##### SOURCE MATERIAL

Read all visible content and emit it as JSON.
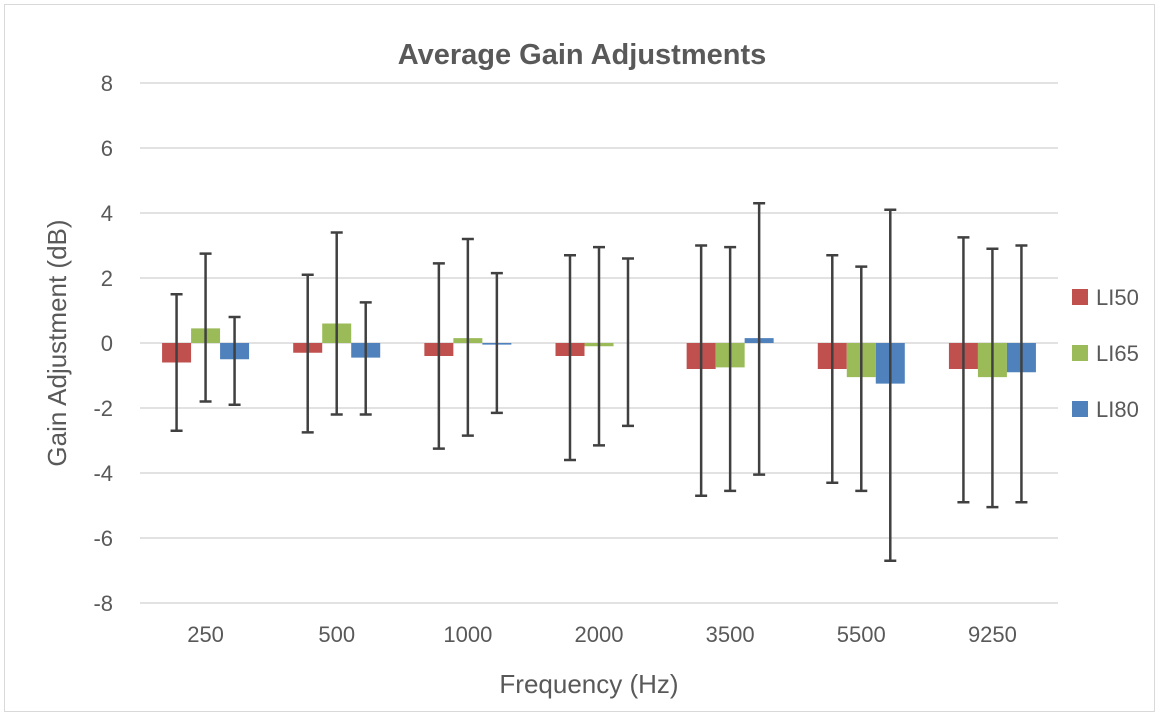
{
  "chart_data": {
    "type": "bar",
    "title": "Average Gain Adjustments",
    "xlabel": "Frequency (Hz)",
    "ylabel": "Gain Adjustment (dB)",
    "ylim": [
      -8,
      8
    ],
    "yticks": [
      "8",
      "6",
      "4",
      "2",
      "0",
      "-2",
      "-4",
      "-6",
      "-8"
    ],
    "categories": [
      "250",
      "500",
      "1000",
      "2000",
      "3500",
      "5500",
      "9250"
    ],
    "grid": true,
    "legend_position": "right",
    "series": [
      {
        "name": "LI50",
        "color": "#c0504d",
        "values": [
          -0.6,
          -0.3,
          -0.4,
          -0.4,
          -0.8,
          -0.8,
          -0.8
        ],
        "error_upper": [
          1.5,
          2.1,
          2.45,
          2.7,
          3.0,
          2.7,
          3.25
        ],
        "error_lower": [
          -2.7,
          -2.75,
          -3.25,
          -3.6,
          -4.7,
          -4.3,
          -4.9
        ]
      },
      {
        "name": "LI65",
        "color": "#9bbb59",
        "values": [
          0.45,
          0.6,
          0.15,
          -0.1,
          -0.75,
          -1.05,
          -1.05
        ],
        "error_upper": [
          2.75,
          3.4,
          3.2,
          2.95,
          2.95,
          2.35,
          2.9
        ],
        "error_lower": [
          -1.8,
          -2.2,
          -2.85,
          -3.15,
          -4.55,
          -4.55,
          -5.05
        ]
      },
      {
        "name": "LI80",
        "color": "#4f81bd",
        "values": [
          -0.5,
          -0.45,
          -0.05,
          0.0,
          0.15,
          -1.25,
          -0.9
        ],
        "error_upper": [
          0.8,
          1.25,
          2.15,
          2.6,
          4.3,
          4.1,
          3.0
        ],
        "error_lower": [
          -1.9,
          -2.2,
          -2.15,
          -2.55,
          -4.05,
          -6.7,
          -4.9
        ]
      }
    ]
  }
}
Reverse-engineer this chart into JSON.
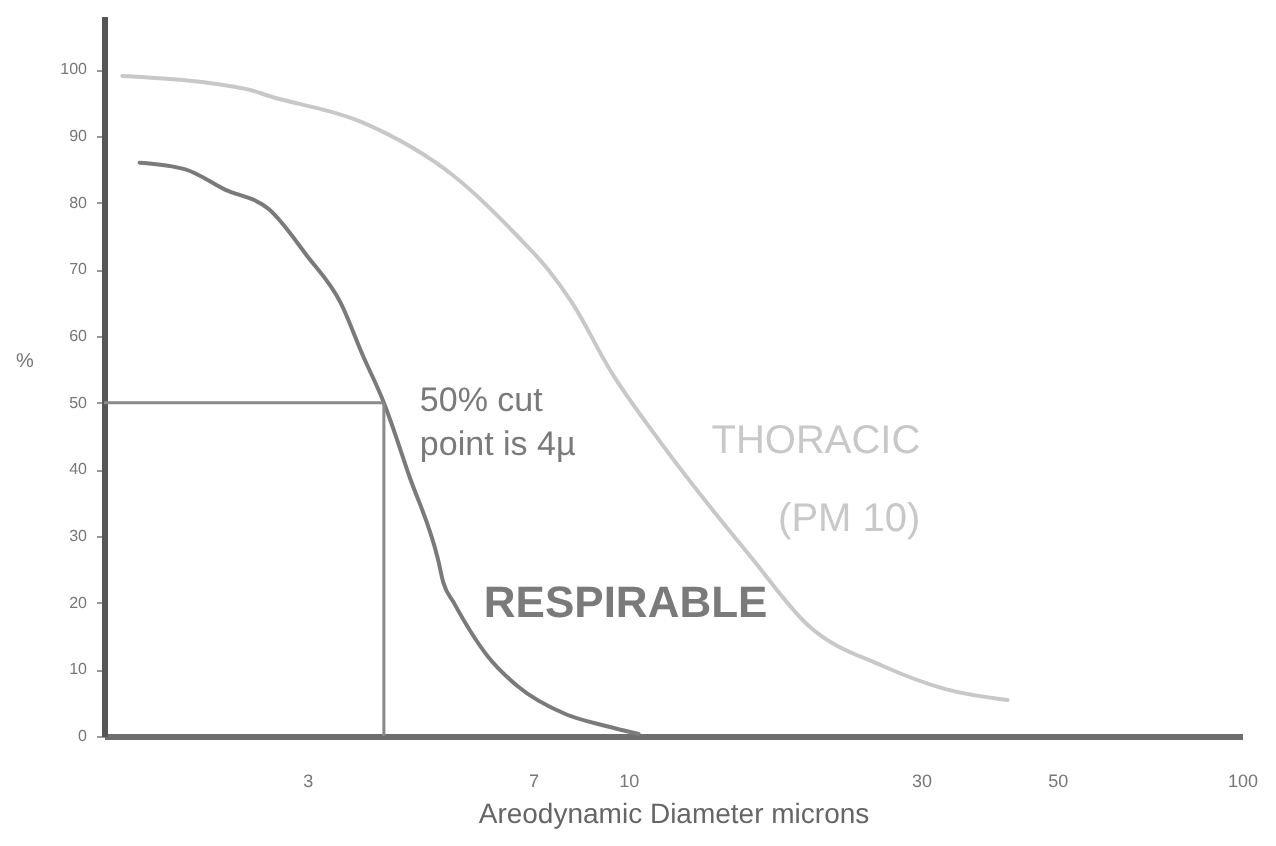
{
  "chart_data": {
    "type": "line",
    "xlabel": "Areodynamic Diameter microns",
    "ylabel": "%",
    "log": "x",
    "xlim": [
      1.4,
      100
    ],
    "xticks": [
      3,
      7,
      10,
      30,
      50,
      100
    ],
    "ylim": [
      0,
      108
    ],
    "yticks": [
      0,
      10,
      20,
      30,
      40,
      50,
      60,
      70,
      80,
      90,
      100
    ],
    "series": [
      {
        "name": "THORACIC (PM 10)",
        "color": "#c8c8c8",
        "x": [
          1.5,
          2.4,
          2.6,
          3.7,
          5.2,
          6.6,
          7.4,
          8.1,
          9.4,
          11.2,
          13.3,
          15.8,
          19.7,
          26,
          33,
          41.5
        ],
        "values": [
          99,
          97,
          96,
          92,
          84,
          75,
          70,
          65,
          54.5,
          44.5,
          35.5,
          27,
          16.5,
          10.5,
          7,
          5.4
        ]
      },
      {
        "name": "RESPIRABLE",
        "color": "#7a7a7a",
        "x": [
          1.6,
          1.9,
          2.2,
          2.6,
          3,
          3.4,
          3.7,
          4,
          4.4,
          4.9,
          5,
          5.2,
          5.9,
          6.6,
          7.9,
          9.2,
          10.4
        ],
        "values": [
          86,
          85,
          82,
          79,
          72,
          65,
          57,
          50,
          39,
          26.5,
          23,
          20,
          12,
          7.5,
          3.3,
          1.5,
          0.3
        ]
      }
    ],
    "ref_lines": [
      {
        "axis": "y",
        "value": 50,
        "color": "#8a8a8a"
      },
      {
        "axis": "x",
        "value": 4,
        "color": "#8a8a8a"
      }
    ],
    "annotations": [
      {
        "text": "50% cut point is 4µ",
        "x": 4,
        "y": 50
      }
    ],
    "marker": "none",
    "line_style": "solid"
  }
}
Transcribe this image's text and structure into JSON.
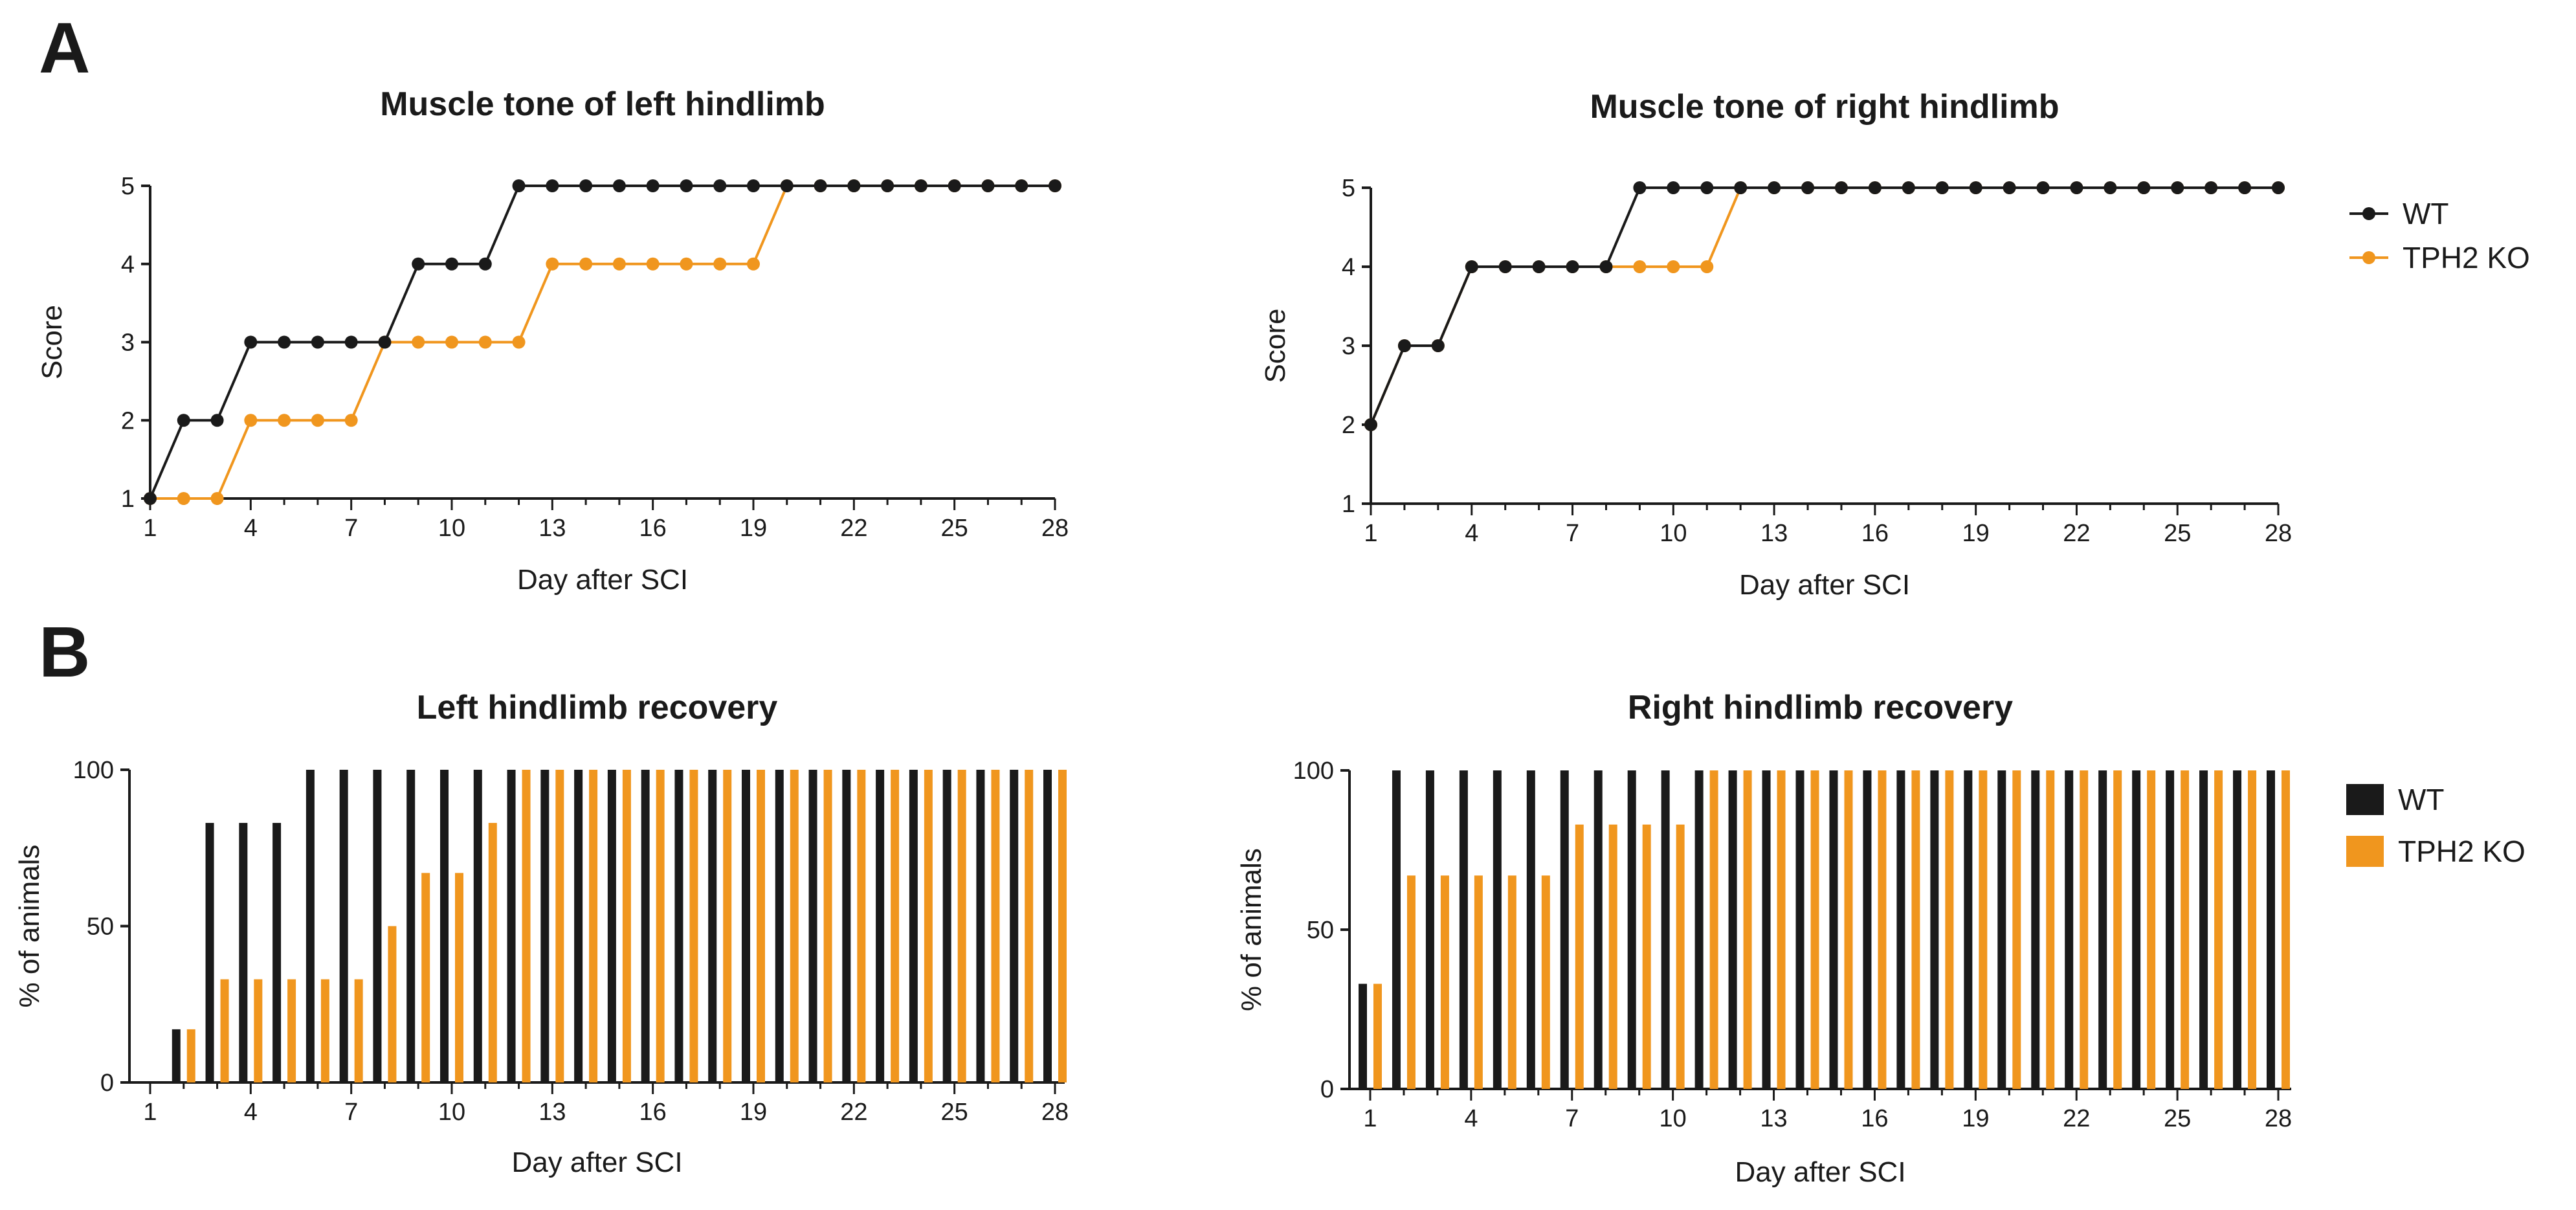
{
  "panels": {
    "A": "A",
    "B": "B"
  },
  "colors": {
    "wt": "#1a1a1a",
    "ko": "#f0961e",
    "axis": "#1a1a1a"
  },
  "chart_data": [
    {
      "id": "left-tone",
      "type": "line",
      "title": "Muscle tone of left hindlimb",
      "xlabel": "Day after SCI",
      "ylabel": "Score",
      "xlim": [
        1,
        28
      ],
      "ylim": [
        1,
        5
      ],
      "xticks": [
        1,
        4,
        7,
        10,
        13,
        16,
        19,
        22,
        25,
        28
      ],
      "yticks": [
        1,
        2,
        3,
        4,
        5
      ],
      "x": [
        1,
        2,
        3,
        4,
        5,
        6,
        7,
        8,
        9,
        10,
        11,
        12,
        13,
        14,
        15,
        16,
        17,
        18,
        19,
        20,
        21,
        22,
        23,
        24,
        25,
        26,
        27,
        28
      ],
      "series": [
        {
          "name": "WT",
          "values": [
            1,
            2,
            2,
            3,
            3,
            3,
            3,
            3,
            4,
            4,
            4,
            5,
            5,
            5,
            5,
            5,
            5,
            5,
            5,
            5,
            5,
            5,
            5,
            5,
            5,
            5,
            5,
            5
          ]
        },
        {
          "name": "TPH2 KO",
          "values": [
            1,
            1,
            1,
            2,
            2,
            2,
            2,
            3,
            3,
            3,
            3,
            3,
            4,
            4,
            4,
            4,
            4,
            4,
            4,
            5,
            5,
            5,
            5,
            5,
            5,
            5,
            5,
            5
          ]
        }
      ]
    },
    {
      "id": "right-tone",
      "type": "line",
      "title": "Muscle tone of right hindlimb",
      "xlabel": "Day after SCI",
      "ylabel": "Score",
      "xlim": [
        1,
        28
      ],
      "ylim": [
        1,
        5
      ],
      "xticks": [
        1,
        4,
        7,
        10,
        13,
        16,
        19,
        22,
        25,
        28
      ],
      "yticks": [
        1,
        2,
        3,
        4,
        5
      ],
      "x": [
        1,
        2,
        3,
        4,
        5,
        6,
        7,
        8,
        9,
        10,
        11,
        12,
        13,
        14,
        15,
        16,
        17,
        18,
        19,
        20,
        21,
        22,
        23,
        24,
        25,
        26,
        27,
        28
      ],
      "legend": [
        "WT",
        "TPH2 KO"
      ],
      "series": [
        {
          "name": "WT",
          "values": [
            2,
            3,
            3,
            4,
            4,
            4,
            4,
            4,
            5,
            5,
            5,
            5,
            5,
            5,
            5,
            5,
            5,
            5,
            5,
            5,
            5,
            5,
            5,
            5,
            5,
            5,
            5,
            5
          ]
        },
        {
          "name": "TPH2 KO",
          "values": [
            2,
            3,
            3,
            4,
            4,
            4,
            4,
            4,
            4,
            4,
            4,
            5,
            5,
            5,
            5,
            5,
            5,
            5,
            5,
            5,
            5,
            5,
            5,
            5,
            5,
            5,
            5,
            5
          ]
        }
      ]
    },
    {
      "id": "left-recovery",
      "type": "bar",
      "title": "Left hindlimb recovery",
      "xlabel": "Day after SCI",
      "ylabel": "% of animals",
      "xlim": [
        1,
        28
      ],
      "ylim": [
        0,
        100
      ],
      "xticks": [
        1,
        4,
        7,
        10,
        13,
        16,
        19,
        22,
        25,
        28
      ],
      "yticks": [
        0,
        50,
        100
      ],
      "categories": [
        1,
        2,
        3,
        4,
        5,
        6,
        7,
        8,
        9,
        10,
        11,
        12,
        13,
        14,
        15,
        16,
        17,
        18,
        19,
        20,
        21,
        22,
        23,
        24,
        25,
        26,
        27,
        28
      ],
      "series": [
        {
          "name": "WT",
          "values": [
            0,
            17,
            83,
            83,
            83,
            100,
            100,
            100,
            100,
            100,
            100,
            100,
            100,
            100,
            100,
            100,
            100,
            100,
            100,
            100,
            100,
            100,
            100,
            100,
            100,
            100,
            100,
            100
          ]
        },
        {
          "name": "TPH2 KO",
          "values": [
            0,
            17,
            33,
            33,
            33,
            33,
            33,
            50,
            67,
            67,
            83,
            100,
            100,
            100,
            100,
            100,
            100,
            100,
            100,
            100,
            100,
            100,
            100,
            100,
            100,
            100,
            100,
            100
          ]
        }
      ]
    },
    {
      "id": "right-recovery",
      "type": "bar",
      "title": "Right hindlimb recovery",
      "xlabel": "Day after SCI",
      "ylabel": "% of animals",
      "xlim": [
        1,
        28
      ],
      "ylim": [
        0,
        100
      ],
      "xticks": [
        1,
        4,
        7,
        10,
        13,
        16,
        19,
        22,
        25,
        28
      ],
      "yticks": [
        0,
        50,
        100
      ],
      "categories": [
        1,
        2,
        3,
        4,
        5,
        6,
        7,
        8,
        9,
        10,
        11,
        12,
        13,
        14,
        15,
        16,
        17,
        18,
        19,
        20,
        21,
        22,
        23,
        24,
        25,
        26,
        27,
        28
      ],
      "legend": [
        "WT",
        "TPH2 KO"
      ],
      "series": [
        {
          "name": "WT",
          "values": [
            33,
            100,
            100,
            100,
            100,
            100,
            100,
            100,
            100,
            100,
            100,
            100,
            100,
            100,
            100,
            100,
            100,
            100,
            100,
            100,
            100,
            100,
            100,
            100,
            100,
            100,
            100,
            100
          ]
        },
        {
          "name": "TPH2 KO",
          "values": [
            33,
            67,
            67,
            67,
            67,
            67,
            83,
            83,
            83,
            83,
            100,
            100,
            100,
            100,
            100,
            100,
            100,
            100,
            100,
            100,
            100,
            100,
            100,
            100,
            100,
            100,
            100,
            100
          ]
        }
      ]
    }
  ]
}
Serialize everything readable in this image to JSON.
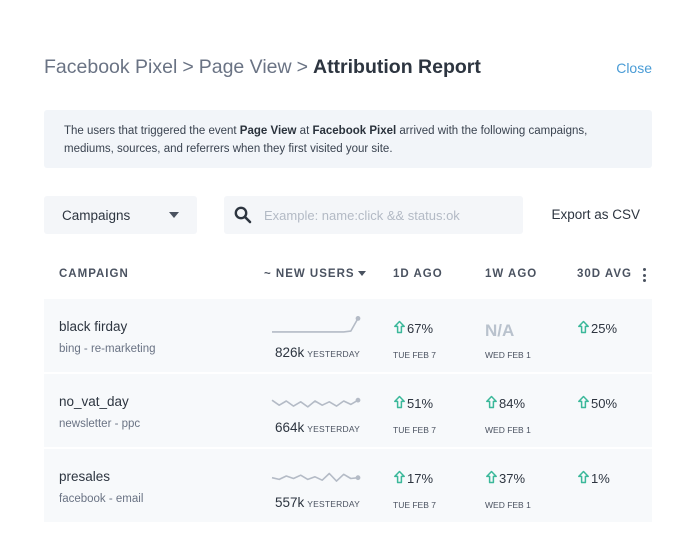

##########

# [OBJECTIVE]
Show every line from the entries above in which "JSON" appears.

# [TASK RESPONSE]
Read all visible content and emit it as JSON.
Reverse-engineer this chart into JSON.
Transcribe this image's text and structure into JSON.
Serialize everything readable in this image to JSON.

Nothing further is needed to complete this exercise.